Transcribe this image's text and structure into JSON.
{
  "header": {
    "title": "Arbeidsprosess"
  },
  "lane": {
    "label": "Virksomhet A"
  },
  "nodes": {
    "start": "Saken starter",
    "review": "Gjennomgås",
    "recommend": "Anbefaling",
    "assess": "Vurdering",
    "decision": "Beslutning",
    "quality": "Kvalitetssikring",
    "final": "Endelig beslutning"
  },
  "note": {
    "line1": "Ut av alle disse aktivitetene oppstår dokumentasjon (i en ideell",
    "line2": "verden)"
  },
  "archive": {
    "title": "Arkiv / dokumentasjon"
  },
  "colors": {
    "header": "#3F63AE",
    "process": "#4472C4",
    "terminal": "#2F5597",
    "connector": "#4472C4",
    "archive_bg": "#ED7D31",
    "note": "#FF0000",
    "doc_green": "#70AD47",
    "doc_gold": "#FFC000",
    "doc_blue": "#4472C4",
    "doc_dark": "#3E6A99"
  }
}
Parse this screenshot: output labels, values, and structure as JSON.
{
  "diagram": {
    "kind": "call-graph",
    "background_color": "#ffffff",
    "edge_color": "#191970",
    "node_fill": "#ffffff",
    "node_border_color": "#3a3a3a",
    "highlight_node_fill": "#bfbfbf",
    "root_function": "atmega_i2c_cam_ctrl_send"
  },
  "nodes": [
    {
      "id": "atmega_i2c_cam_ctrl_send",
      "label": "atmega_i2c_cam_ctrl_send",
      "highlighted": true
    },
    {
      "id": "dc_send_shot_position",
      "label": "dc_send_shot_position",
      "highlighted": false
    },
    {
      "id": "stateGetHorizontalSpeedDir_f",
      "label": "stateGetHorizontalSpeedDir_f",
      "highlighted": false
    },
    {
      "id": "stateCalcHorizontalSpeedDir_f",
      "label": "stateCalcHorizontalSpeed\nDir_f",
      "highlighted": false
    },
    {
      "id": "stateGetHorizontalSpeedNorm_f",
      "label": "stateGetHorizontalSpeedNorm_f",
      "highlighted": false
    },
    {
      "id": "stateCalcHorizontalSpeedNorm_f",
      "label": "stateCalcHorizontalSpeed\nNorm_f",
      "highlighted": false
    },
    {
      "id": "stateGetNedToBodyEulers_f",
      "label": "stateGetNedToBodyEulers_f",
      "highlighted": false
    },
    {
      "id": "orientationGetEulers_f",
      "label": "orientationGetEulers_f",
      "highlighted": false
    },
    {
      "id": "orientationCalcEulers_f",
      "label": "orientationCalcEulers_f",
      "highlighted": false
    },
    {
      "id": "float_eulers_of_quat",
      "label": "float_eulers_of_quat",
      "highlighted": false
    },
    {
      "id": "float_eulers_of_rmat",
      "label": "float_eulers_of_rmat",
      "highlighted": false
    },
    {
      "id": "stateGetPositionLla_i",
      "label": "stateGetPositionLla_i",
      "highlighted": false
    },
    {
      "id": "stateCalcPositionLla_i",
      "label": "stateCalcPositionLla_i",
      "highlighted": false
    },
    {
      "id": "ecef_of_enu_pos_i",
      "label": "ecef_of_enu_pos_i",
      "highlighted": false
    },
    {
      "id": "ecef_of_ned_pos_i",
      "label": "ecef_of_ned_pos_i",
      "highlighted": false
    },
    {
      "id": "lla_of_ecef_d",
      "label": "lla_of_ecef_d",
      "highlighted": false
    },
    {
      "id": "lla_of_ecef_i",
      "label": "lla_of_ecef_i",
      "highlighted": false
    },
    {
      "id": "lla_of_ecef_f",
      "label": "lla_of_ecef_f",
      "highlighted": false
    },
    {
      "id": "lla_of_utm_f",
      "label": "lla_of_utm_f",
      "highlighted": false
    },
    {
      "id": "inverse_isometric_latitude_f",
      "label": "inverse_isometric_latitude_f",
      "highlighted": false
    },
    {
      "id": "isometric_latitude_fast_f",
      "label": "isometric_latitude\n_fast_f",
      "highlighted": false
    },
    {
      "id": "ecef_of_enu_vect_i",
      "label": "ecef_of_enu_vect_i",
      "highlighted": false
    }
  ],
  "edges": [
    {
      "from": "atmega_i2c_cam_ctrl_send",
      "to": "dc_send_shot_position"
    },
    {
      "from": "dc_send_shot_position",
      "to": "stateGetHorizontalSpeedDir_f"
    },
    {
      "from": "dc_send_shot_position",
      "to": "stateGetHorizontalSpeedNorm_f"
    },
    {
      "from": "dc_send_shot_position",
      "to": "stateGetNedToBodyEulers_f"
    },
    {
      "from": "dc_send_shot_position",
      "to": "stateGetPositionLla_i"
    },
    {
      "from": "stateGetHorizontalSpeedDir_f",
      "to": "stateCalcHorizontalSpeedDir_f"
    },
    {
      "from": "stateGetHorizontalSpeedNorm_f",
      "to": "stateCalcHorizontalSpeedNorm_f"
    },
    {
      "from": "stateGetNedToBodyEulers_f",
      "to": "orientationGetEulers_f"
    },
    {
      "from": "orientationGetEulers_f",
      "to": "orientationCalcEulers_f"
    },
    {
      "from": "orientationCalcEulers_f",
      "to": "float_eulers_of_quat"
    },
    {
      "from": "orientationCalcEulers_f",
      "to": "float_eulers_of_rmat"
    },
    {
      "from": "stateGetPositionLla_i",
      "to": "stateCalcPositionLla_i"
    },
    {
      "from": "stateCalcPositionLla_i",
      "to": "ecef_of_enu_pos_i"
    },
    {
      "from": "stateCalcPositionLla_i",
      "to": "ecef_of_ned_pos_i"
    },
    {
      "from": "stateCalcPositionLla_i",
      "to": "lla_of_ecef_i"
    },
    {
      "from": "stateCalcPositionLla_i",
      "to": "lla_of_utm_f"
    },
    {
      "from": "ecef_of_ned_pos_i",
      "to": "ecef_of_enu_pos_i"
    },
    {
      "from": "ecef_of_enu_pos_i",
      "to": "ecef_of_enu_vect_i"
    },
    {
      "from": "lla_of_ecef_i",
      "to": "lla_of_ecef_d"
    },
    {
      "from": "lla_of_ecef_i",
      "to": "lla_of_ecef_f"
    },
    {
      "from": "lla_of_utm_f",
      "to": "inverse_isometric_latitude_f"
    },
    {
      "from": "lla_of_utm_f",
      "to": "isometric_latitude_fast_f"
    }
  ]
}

▬▬▬▬▬▬▬▬▬▬

WRITTEN PROBLEM:
Above are some records; repeat all of them exactly.

RESPONSE TO THE TASK:
Transcribe this image's text and structure into JSON.
{
  "header": {
    "title": "Arbeidsprosess"
  },
  "lane": {
    "label": "Virksomhet A"
  },
  "nodes": {
    "start": "Saken starter",
    "review": "Gjennomgås",
    "recommend": "Anbefaling",
    "assess": "Vurdering",
    "decision": "Beslutning",
    "quality": "Kvalitetssikring",
    "final": "Endelig beslutning"
  },
  "note": {
    "line1": "Ut av alle disse aktivitetene oppstår dokumentasjon (i en ideell",
    "line2": "verden)"
  },
  "archive": {
    "title": "Arkiv / dokumentasjon"
  },
  "colors": {
    "header": "#3F63AE",
    "process": "#4472C4",
    "terminal": "#2F5597",
    "connector": "#4472C4",
    "archive_bg": "#ED7D31",
    "note": "#FF0000",
    "doc_green": "#70AD47",
    "doc_gold": "#FFC000",
    "doc_blue": "#4472C4",
    "doc_dark": "#3E6A99"
  }
}
Parse this screenshot: output labels, values, and structure as JSON.
{
  "diagram": {
    "kind": "call-graph",
    "background_color": "#ffffff",
    "edge_color": "#191970",
    "node_fill": "#ffffff",
    "node_border_color": "#3a3a3a",
    "highlight_node_fill": "#bfbfbf",
    "root_function": "atmega_i2c_cam_ctrl_send"
  },
  "nodes": [
    {
      "id": "atmega_i2c_cam_ctrl_send",
      "label": "atmega_i2c_cam_ctrl_send",
      "highlighted": true
    },
    {
      "id": "dc_send_shot_position",
      "label": "dc_send_shot_position",
      "highlighted": false
    },
    {
      "id": "stateGetHorizontalSpeedDir_f",
      "label": "stateGetHorizontalSpeedDir_f",
      "highlighted": false
    },
    {
      "id": "stateCalcHorizontalSpeedDir_f",
      "label": "stateCalcHorizontalSpeed\nDir_f",
      "highlighted": false
    },
    {
      "id": "stateGetHorizontalSpeedNorm_f",
      "label": "stateGetHorizontalSpeedNorm_f",
      "highlighted": false
    },
    {
      "id": "stateCalcHorizontalSpeedNorm_f",
      "label": "stateCalcHorizontalSpeed\nNorm_f",
      "highlighted": false
    },
    {
      "id": "stateGetNedToBodyEulers_f",
      "label": "stateGetNedToBodyEulers_f",
      "highlighted": false
    },
    {
      "id": "orientationGetEulers_f",
      "label": "orientationGetEulers_f",
      "highlighted": false
    },
    {
      "id": "orientationCalcEulers_f",
      "label": "orientationCalcEulers_f",
      "highlighted": false
    },
    {
      "id": "float_eulers_of_quat",
      "label": "float_eulers_of_quat",
      "highlighted": false
    },
    {
      "id": "float_eulers_of_rmat",
      "label": "float_eulers_of_rmat",
      "highlighted": false
    },
    {
      "id": "stateGetPositionLla_i",
      "label": "stateGetPositionLla_i",
      "highlighted": false
    },
    {
      "id": "stateCalcPositionLla_i",
      "label": "stateCalcPositionLla_i",
      "highlighted": false
    },
    {
      "id": "ecef_of_enu_pos_i",
      "label": "ecef_of_enu_pos_i",
      "highlighted": false
    },
    {
      "id": "ecef_of_ned_pos_i",
      "label": "ecef_of_ned_pos_i",
      "highlighted": false
    },
    {
      "id": "lla_of_ecef_d",
      "label": "lla_of_ecef_d",
      "highlighted": false
    },
    {
      "id": "lla_of_ecef_i",
      "label": "lla_of_ecef_i",
      "highlighted": false
    },
    {
      "id": "lla_of_ecef_f",
      "label": "lla_of_ecef_f",
      "highlighted": false
    },
    {
      "id": "lla_of_utm_f",
      "label": "lla_of_utm_f",
      "highlighted": false
    },
    {
      "id": "inverse_isometric_latitude_f",
      "label": "inverse_isometric_latitude_f",
      "highlighted": false
    },
    {
      "id": "isometric_latitude_fast_f",
      "label": "isometric_latitude\n_fast_f",
      "highlighted": false
    },
    {
      "id": "ecef_of_enu_vect_i",
      "label": "ecef_of_enu_vect_i",
      "highlighted": false
    }
  ],
  "edges": [
    {
      "from": "atmega_i2c_cam_ctrl_send",
      "to": "dc_send_shot_position"
    },
    {
      "from": "dc_send_shot_position",
      "to": "stateGetHorizontalSpeedDir_f"
    },
    {
      "from": "dc_send_shot_position",
      "to": "stateGetHorizontalSpeedNorm_f"
    },
    {
      "from": "dc_send_shot_position",
      "to": "stateGetNedToBodyEulers_f"
    },
    {
      "from": "dc_send_shot_position",
      "to": "stateGetPositionLla_i"
    },
    {
      "from": "stateGetHorizontalSpeedDir_f",
      "to": "stateCalcHorizontalSpeedDir_f"
    },
    {
      "from": "stateGetHorizontalSpeedNorm_f",
      "to": "stateCalcHorizontalSpeedNorm_f"
    },
    {
      "from": "stateGetNedToBodyEulers_f",
      "to": "orientationGetEulers_f"
    },
    {
      "from": "orientationGetEulers_f",
      "to": "orientationCalcEulers_f"
    },
    {
      "from": "orientationCalcEulers_f",
      "to": "float_eulers_of_quat"
    },
    {
      "from": "orientationCalcEulers_f",
      "to": "float_eulers_of_rmat"
    },
    {
      "from": "stateGetPositionLla_i",
      "to": "stateCalcPositionLla_i"
    },
    {
      "from": "stateCalcPositionLla_i",
      "to": "ecef_of_enu_pos_i"
    },
    {
      "from": "stateCalcPositionLla_i",
      "to": "ecef_of_ned_pos_i"
    },
    {
      "from": "stateCalcPositionLla_i",
      "to": "lla_of_ecef_i"
    },
    {
      "from": "stateCalcPositionLla_i",
      "to": "lla_of_utm_f"
    },
    {
      "from": "ecef_of_ned_pos_i",
      "to": "ecef_of_enu_pos_i"
    },
    {
      "from": "ecef_of_enu_pos_i",
      "to": "ecef_of_enu_vect_i"
    },
    {
      "from": "lla_of_ecef_i",
      "to": "lla_of_ecef_d"
    },
    {
      "from": "lla_of_ecef_i",
      "to": "lla_of_ecef_f"
    },
    {
      "from": "lla_of_utm_f",
      "to": "inverse_isometric_latitude_f"
    },
    {
      "from": "lla_of_utm_f",
      "to": "isometric_latitude_fast_f"
    }
  ]
}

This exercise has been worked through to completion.